* Start MATERIALS PROVIDED *

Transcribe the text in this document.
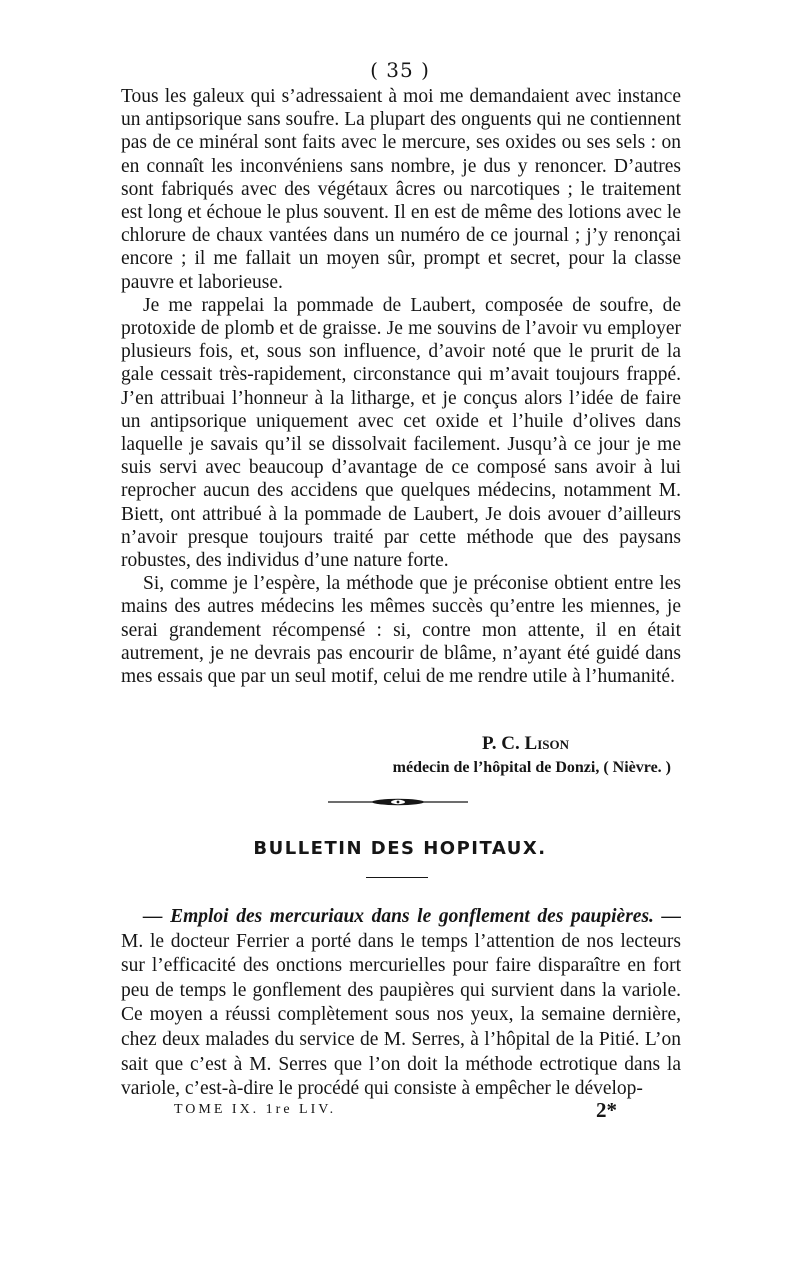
( 35 )

Tous les galeux qui s’adressaient à moi me demandaient avec instance un antipsorique sans soufre. La plupart des onguents qui ne contiennent pas de ce minéral sont faits avec le mercure, ses oxides ou ses sels : on en connaît les inconvéniens sans nombre, je dus y renoncer. D’autres sont fabriqués avec des végétaux âcres ou narcotiques ; le traitement est long et échoue le plus souvent. Il en est de même des lotions avec le chlorure de chaux vantées dans un numéro de ce journal ; j’y renonçai encore ; il me fallait un moyen sûr, prompt et secret, pour la classe pauvre et laborieuse.

Je me rappelai la pommade de Laubert, composée de soufre, de protoxide de plomb et de graisse. Je me souvins de l’avoir vu employer plusieurs fois, et, sous son influence, d’avoir noté que le prurit de la gale cessait très-rapidement, circonstance qui m’avait toujours frappé. J’en attribuai l’honneur à la litharge, et je conçus alors l’idée de faire un antipsorique uniquement avec cet oxide et l’huile d’olives dans laquelle je savais qu’il se dissolvait facilement. Jusqu’à ce jour je me suis servi avec beaucoup d’avantage de ce composé sans avoir à lui reprocher aucun des accidens que quelques médecins, notamment M. Biett, ont attribué à la pommade de Laubert, Je dois avouer d’ailleurs n’avoir presque toujours traité par cette méthode que des paysans robustes, des individus d’une nature forte.

Si, comme je l’espère, la méthode que je préconise obtient entre les mains des autres médecins les mêmes succès qu’entre les miennes, je serai grandement récompensé : si, contre mon attente, il en était autrement, je ne devrais pas encourir de blâme, n’ayant été guidé dans mes essais que par un seul motif, celui de me rendre utile à l’humanité.

P. C. Lison
médecin de l’hôpital de Donzi, ( Nièvre. )
BULLETIN DES HOPITAUX.

— Emploi des mercuriaux dans le gonflement des paupières. — M. le docteur Ferrier a porté dans le temps l’attention de nos lecteurs sur l’efficacité des onctions mercurielles pour faire disparaître en fort peu de temps le gonflement des paupières qui survient dans la variole. Ce moyen a réussi complètement sous nos yeux, la semaine dernière, chez deux malades du service de M. Serres, à l’hôpital de la Pitié. L’on sait que c’est à M. Serres que l’on doit la méthode ectrotique dans la variole, c’est-à-dire le procédé qui consiste à empêcher le dévelop-

TOME IX. 1re LIV.	2*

* End MATERIALS PROVIDED *

**TASK GOAL**
Quote the material exactly. Pictures stay out.

**COMPLETE OUTPUT**
Transcribe the text in this document.
( 35 )

Tous les galeux qui s’adressaient à moi me demandaient avec instance un antipsorique sans soufre. La plupart des onguents qui ne contiennent pas de ce minéral sont faits avec le mercure, ses oxides ou ses sels : on en connaît les inconvéniens sans nombre, je dus y renoncer. D’autres sont fabriqués avec des végétaux âcres ou narcotiques ; le traitement est long et échoue le plus souvent. Il en est de même des lotions avec le chlorure de chaux vantées dans un numéro de ce journal ; j’y renonçai encore ; il me fallait un moyen sûr, prompt et secret, pour la classe pauvre et laborieuse.

Je me rappelai la pommade de Laubert, composée de soufre, de protoxide de plomb et de graisse. Je me souvins de l’avoir vu employer plusieurs fois, et, sous son influence, d’avoir noté que le prurit de la gale cessait très-rapidement, circonstance qui m’avait toujours frappé. J’en attribuai l’honneur à la litharge, et je conçus alors l’idée de faire un antipsorique uniquement avec cet oxide et l’huile d’olives dans laquelle je savais qu’il se dissolvait facilement. Jusqu’à ce jour je me suis servi avec beaucoup d’avantage de ce composé sans avoir à lui reprocher aucun des accidens que quelques médecins, notamment M. Biett, ont attribué à la pommade de Laubert, Je dois avouer d’ailleurs n’avoir presque toujours traité par cette méthode que des paysans robustes, des individus d’une nature forte.

Si, comme je l’espère, la méthode que je préconise obtient entre les mains des autres médecins les mêmes succès qu’entre les miennes, je serai grandement récompensé : si, contre mon attente, il en était autrement, je ne devrais pas encourir de blâme, n’ayant été guidé dans mes essais que par un seul motif, celui de me rendre utile à l’humanité.

P. C. Lison
médecin de l’hôpital de Donzi, ( Nièvre. )
BULLETIN DES HOPITAUX.

— Emploi des mercuriaux dans le gonflement des paupières. — M. le docteur Ferrier a porté dans le temps l’attention de nos lecteurs sur l’efficacité des onctions mercurielles pour faire disparaître en fort peu de temps le gonflement des paupières qui survient dans la variole. Ce moyen a réussi complètement sous nos yeux, la semaine dernière, chez deux malades du service de M. Serres, à l’hôpital de la Pitié. L’on sait que c’est à M. Serres que l’on doit la méthode ectrotique dans la variole, c’est-à-dire le procédé qui consiste à empêcher le dévelop-

TOME IX. 1re LIV.	2*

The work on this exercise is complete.